▸ **Exercise directions**
Your answer is a single number: how many lines hold the word "Composition"?

Records from a data collection:
== == ==

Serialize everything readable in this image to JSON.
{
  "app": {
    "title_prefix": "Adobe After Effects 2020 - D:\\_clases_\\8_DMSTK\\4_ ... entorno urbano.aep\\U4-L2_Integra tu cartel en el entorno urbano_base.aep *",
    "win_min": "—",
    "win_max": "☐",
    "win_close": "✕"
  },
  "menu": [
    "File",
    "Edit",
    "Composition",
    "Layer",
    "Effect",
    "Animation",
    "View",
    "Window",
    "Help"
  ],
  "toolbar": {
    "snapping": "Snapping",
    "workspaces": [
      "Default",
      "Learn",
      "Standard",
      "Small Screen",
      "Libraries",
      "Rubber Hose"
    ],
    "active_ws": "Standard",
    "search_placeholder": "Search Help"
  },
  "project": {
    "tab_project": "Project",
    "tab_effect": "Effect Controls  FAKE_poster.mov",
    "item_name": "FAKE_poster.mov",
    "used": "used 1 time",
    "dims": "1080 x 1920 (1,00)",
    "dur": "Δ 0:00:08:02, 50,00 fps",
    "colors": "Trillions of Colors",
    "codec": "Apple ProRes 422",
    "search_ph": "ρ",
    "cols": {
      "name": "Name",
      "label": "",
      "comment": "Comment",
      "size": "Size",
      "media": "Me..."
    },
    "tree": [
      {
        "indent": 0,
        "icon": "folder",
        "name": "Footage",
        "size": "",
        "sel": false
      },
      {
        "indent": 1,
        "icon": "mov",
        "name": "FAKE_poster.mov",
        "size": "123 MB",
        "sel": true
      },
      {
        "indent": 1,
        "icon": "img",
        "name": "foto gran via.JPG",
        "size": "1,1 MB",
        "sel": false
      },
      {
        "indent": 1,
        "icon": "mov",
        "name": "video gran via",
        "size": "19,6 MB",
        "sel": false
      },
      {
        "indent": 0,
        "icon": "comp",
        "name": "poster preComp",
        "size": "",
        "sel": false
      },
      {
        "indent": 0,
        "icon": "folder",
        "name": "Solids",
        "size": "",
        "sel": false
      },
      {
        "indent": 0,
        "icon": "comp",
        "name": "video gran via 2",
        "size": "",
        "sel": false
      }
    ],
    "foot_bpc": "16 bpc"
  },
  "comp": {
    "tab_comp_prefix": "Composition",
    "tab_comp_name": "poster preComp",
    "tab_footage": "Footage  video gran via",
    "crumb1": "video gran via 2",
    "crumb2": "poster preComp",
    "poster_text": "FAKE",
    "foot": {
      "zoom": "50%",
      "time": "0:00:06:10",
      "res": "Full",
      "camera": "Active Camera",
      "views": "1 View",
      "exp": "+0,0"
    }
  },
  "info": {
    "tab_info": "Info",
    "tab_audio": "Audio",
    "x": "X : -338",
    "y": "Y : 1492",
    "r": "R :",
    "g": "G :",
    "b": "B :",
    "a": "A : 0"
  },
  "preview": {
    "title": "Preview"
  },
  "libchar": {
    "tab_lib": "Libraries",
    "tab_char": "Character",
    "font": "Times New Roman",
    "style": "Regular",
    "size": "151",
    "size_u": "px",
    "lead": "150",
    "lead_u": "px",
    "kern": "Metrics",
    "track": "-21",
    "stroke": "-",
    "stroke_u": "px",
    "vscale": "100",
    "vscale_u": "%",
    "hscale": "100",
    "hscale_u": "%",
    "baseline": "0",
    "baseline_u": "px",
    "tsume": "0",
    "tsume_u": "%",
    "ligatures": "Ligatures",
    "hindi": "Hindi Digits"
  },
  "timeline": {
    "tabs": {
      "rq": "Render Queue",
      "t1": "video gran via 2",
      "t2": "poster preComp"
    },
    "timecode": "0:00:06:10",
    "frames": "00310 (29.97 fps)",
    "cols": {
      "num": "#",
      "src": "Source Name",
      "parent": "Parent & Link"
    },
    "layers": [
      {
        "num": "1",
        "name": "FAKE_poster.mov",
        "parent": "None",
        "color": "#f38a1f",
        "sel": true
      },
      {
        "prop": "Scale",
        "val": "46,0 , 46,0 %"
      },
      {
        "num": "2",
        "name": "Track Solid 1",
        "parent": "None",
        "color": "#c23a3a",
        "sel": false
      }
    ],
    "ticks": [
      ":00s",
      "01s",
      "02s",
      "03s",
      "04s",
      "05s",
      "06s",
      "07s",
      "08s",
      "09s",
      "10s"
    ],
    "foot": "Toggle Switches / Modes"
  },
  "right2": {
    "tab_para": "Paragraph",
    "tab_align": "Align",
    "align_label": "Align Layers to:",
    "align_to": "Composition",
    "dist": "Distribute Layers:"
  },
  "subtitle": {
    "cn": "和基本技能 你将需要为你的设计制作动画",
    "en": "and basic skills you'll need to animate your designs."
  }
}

== == ==

▸ **Exercise solution**
3